┌──
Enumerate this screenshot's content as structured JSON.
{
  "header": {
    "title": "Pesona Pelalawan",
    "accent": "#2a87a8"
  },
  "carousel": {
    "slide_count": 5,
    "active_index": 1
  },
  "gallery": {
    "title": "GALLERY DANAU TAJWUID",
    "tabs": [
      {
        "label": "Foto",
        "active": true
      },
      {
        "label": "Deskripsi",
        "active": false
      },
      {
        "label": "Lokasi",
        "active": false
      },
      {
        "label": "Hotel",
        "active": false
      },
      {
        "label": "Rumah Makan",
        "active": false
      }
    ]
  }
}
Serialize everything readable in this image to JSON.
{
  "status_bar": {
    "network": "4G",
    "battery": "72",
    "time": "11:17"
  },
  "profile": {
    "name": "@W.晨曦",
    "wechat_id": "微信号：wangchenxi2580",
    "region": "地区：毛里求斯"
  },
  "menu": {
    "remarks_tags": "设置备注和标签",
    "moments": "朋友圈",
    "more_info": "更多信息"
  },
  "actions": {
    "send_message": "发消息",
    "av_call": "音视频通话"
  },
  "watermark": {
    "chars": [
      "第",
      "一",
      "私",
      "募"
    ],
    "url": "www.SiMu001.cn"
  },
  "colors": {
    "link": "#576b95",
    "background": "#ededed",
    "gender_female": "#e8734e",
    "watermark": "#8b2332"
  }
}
└──
*What is required*
Quote all of the entries exactly as they appear.

*Answer below*
Enumerate this screenshot's content as structured JSON.
{
  "header": {
    "title": "Pesona Pelalawan",
    "accent": "#2a87a8"
  },
  "carousel": {
    "slide_count": 5,
    "active_index": 1
  },
  "gallery": {
    "title": "GALLERY DANAU TAJWUID",
    "tabs": [
      {
        "label": "Foto",
        "active": true
      },
      {
        "label": "Deskripsi",
        "active": false
      },
      {
        "label": "Lokasi",
        "active": false
      },
      {
        "label": "Hotel",
        "active": false
      },
      {
        "label": "Rumah Makan",
        "active": false
      }
    ]
  }
}
Serialize everything readable in this image to JSON.
{
  "status_bar": {
    "network": "4G",
    "battery": "72",
    "time": "11:17"
  },
  "profile": {
    "name": "@W.晨曦",
    "wechat_id": "微信号：wangchenxi2580",
    "region": "地区：毛里求斯"
  },
  "menu": {
    "remarks_tags": "设置备注和标签",
    "moments": "朋友圈",
    "more_info": "更多信息"
  },
  "actions": {
    "send_message": "发消息",
    "av_call": "音视频通话"
  },
  "watermark": {
    "chars": [
      "第",
      "一",
      "私",
      "募"
    ],
    "url": "www.SiMu001.cn"
  },
  "colors": {
    "link": "#576b95",
    "background": "#ededed",
    "gender_female": "#e8734e",
    "watermark": "#8b2332"
  }
}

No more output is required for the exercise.